══ Data for this task ══

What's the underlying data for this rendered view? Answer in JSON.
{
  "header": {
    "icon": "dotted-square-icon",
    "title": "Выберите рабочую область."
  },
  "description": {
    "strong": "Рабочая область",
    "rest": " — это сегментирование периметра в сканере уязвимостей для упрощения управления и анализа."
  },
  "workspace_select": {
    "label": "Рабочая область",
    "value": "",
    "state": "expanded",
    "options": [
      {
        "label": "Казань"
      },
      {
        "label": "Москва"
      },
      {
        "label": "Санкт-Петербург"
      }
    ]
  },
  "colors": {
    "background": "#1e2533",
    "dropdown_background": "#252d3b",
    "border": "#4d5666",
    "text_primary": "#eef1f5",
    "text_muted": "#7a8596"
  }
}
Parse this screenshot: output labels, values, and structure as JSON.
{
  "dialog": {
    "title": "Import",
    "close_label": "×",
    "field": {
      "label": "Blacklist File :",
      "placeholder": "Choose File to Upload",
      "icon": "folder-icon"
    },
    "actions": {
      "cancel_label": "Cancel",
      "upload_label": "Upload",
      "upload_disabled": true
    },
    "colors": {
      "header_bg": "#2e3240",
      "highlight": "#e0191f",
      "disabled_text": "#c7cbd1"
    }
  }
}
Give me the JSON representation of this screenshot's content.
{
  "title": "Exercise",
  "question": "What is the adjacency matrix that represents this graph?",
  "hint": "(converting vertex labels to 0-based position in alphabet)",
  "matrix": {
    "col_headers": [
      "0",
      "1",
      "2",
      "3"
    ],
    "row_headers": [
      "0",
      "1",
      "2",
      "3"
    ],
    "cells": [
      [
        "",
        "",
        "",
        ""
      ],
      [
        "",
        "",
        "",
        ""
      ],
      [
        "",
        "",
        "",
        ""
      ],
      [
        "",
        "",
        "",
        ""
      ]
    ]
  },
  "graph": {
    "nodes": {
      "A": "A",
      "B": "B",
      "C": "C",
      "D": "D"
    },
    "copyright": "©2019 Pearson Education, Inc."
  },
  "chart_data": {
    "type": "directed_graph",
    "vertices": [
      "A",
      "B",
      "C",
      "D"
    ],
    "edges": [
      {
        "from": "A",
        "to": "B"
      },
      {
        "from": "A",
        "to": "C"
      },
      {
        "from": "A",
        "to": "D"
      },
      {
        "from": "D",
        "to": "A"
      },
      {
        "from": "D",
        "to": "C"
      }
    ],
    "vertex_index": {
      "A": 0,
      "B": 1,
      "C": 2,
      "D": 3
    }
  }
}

═══

» **Task prompt**
Select all lines in the listing that include the word "What".

» **Correct answer**
What's the underlying data for this rendered view? Answer in JSON.
  "question": "What is the adjacency matrix that represents this graph?",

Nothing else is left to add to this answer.